Short exercise:
Copy nothing but the lines running from the one containing "Parse this screenshot: output" through the end of the listing below. Drop the pictures.

Raw records:

* start *

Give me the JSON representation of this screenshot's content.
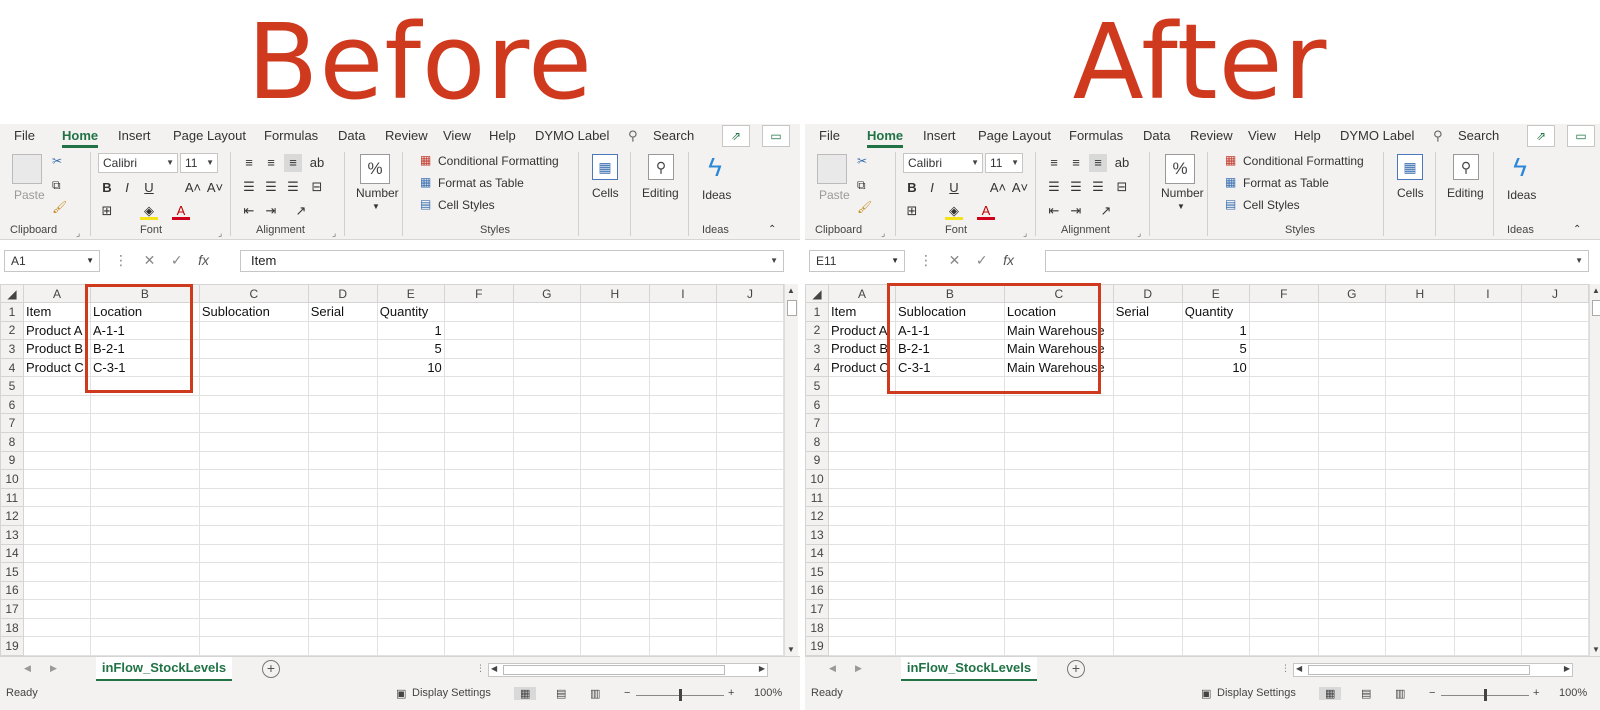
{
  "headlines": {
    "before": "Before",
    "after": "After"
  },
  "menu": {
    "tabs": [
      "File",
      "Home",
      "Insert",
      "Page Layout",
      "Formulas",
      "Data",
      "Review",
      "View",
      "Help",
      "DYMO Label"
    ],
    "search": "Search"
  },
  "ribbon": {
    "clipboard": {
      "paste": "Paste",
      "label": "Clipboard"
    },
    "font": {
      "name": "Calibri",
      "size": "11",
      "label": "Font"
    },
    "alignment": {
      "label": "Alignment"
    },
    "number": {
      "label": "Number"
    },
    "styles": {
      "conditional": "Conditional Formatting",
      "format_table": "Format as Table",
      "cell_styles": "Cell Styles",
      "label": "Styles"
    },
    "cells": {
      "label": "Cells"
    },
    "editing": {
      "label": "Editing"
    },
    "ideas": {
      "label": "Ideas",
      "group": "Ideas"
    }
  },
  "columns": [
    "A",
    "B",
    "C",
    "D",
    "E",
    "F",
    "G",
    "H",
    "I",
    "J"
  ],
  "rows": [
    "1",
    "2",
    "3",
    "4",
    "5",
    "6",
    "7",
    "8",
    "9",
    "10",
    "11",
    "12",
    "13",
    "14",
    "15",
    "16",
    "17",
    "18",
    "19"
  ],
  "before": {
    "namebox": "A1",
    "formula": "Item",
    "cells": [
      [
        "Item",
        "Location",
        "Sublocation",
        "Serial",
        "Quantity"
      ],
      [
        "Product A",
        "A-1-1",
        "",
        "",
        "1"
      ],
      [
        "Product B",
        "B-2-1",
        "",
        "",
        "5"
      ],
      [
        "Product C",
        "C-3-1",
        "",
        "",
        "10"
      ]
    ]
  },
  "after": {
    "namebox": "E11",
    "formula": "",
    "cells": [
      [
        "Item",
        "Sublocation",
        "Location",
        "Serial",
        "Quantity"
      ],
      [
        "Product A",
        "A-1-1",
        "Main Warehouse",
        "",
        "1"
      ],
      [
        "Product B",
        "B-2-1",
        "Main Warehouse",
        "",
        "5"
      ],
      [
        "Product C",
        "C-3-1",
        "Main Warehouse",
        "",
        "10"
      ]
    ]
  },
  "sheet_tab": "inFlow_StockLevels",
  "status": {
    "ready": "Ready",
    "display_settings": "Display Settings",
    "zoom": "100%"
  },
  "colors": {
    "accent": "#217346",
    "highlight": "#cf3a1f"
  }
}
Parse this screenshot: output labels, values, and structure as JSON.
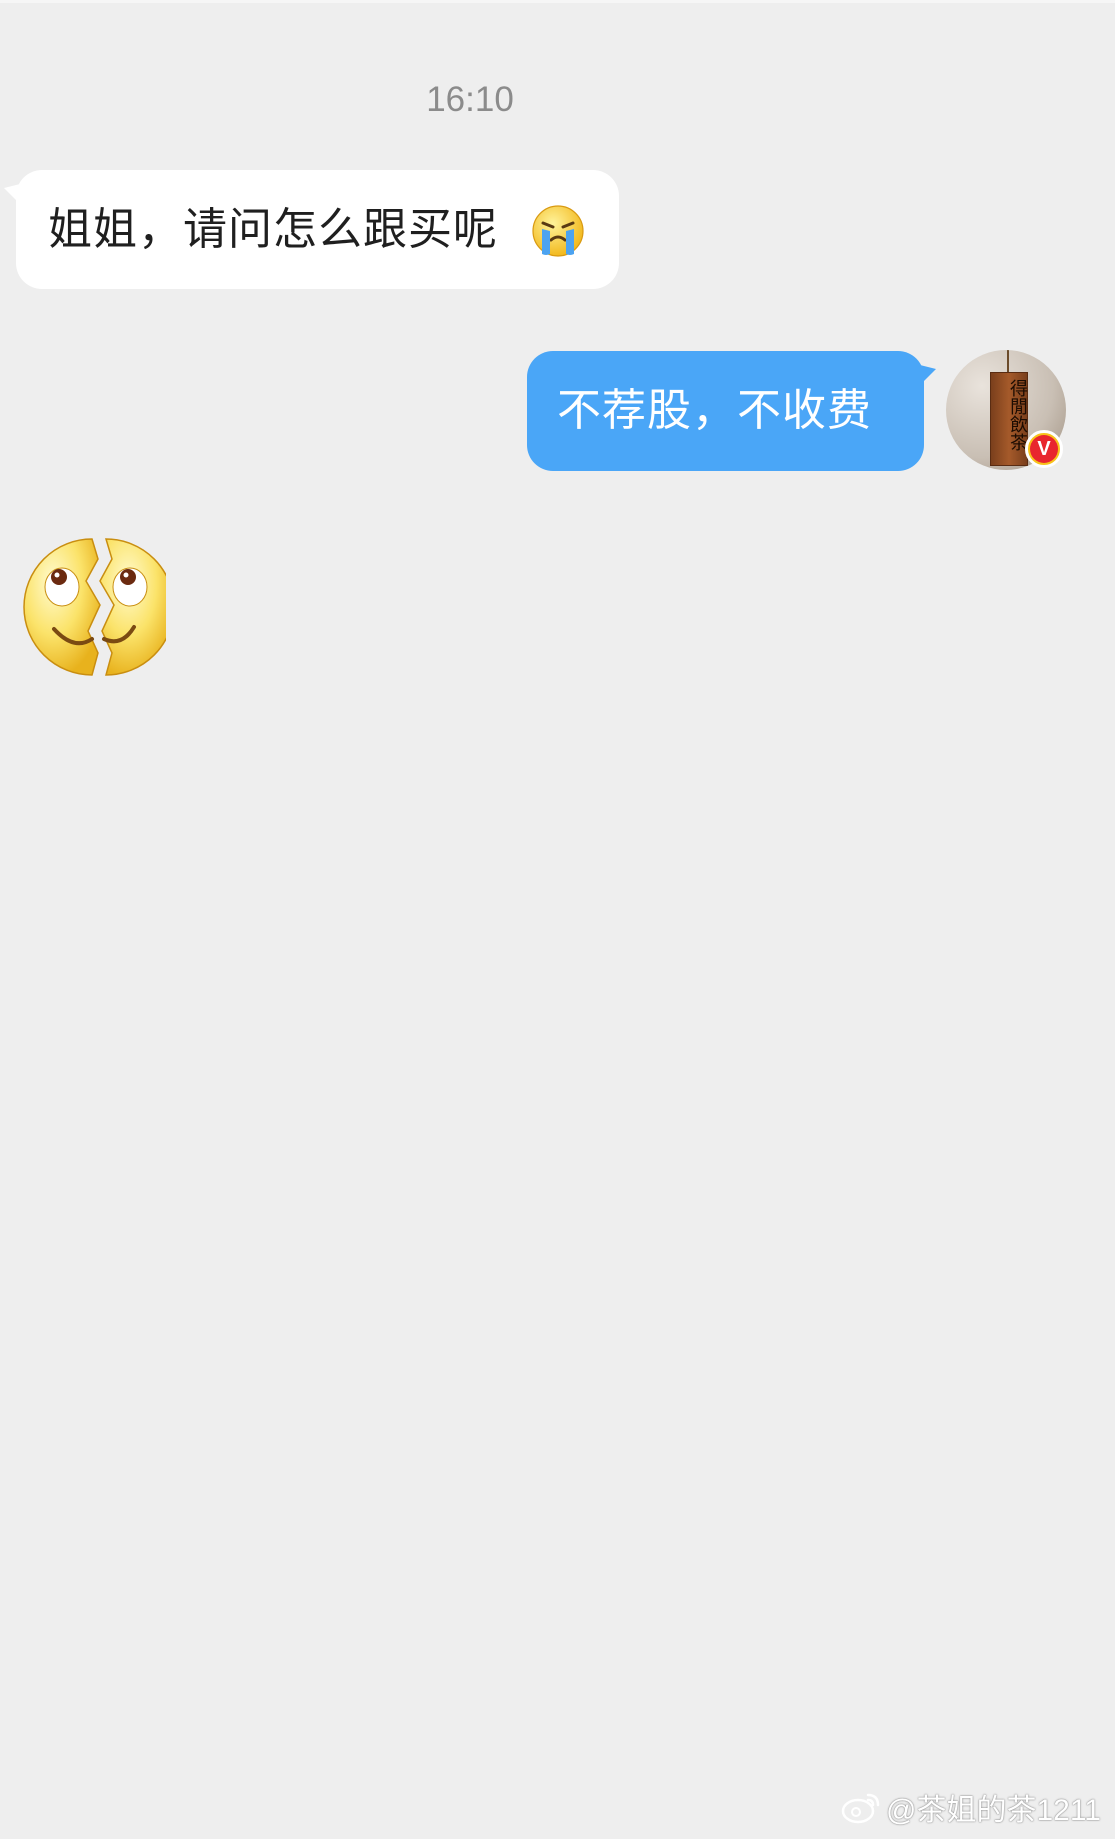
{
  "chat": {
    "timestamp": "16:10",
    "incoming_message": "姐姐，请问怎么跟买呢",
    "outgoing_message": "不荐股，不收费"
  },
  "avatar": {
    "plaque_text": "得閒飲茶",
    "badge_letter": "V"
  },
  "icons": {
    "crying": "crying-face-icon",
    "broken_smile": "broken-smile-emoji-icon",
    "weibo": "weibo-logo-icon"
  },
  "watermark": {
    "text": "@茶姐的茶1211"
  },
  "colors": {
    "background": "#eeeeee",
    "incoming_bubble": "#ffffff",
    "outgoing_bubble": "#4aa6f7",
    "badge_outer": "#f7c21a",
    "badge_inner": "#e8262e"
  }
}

* end *

Reply:
Parse this screenshot: output labels, values, and structure as JSON.
{
  "chat": {
    "timestamp": "16:10",
    "incoming_message": "姐姐，请问怎么跟买呢",
    "outgoing_message": "不荐股，不收费"
  },
  "avatar": {
    "plaque_text": "得閒飲茶",
    "badge_letter": "V"
  },
  "icons": {
    "crying": "crying-face-icon",
    "broken_smile": "broken-smile-emoji-icon",
    "weibo": "weibo-logo-icon"
  },
  "watermark": {
    "text": "@茶姐的茶1211"
  },
  "colors": {
    "background": "#eeeeee",
    "incoming_bubble": "#ffffff",
    "outgoing_bubble": "#4aa6f7",
    "badge_outer": "#f7c21a",
    "badge_inner": "#e8262e"
  }
}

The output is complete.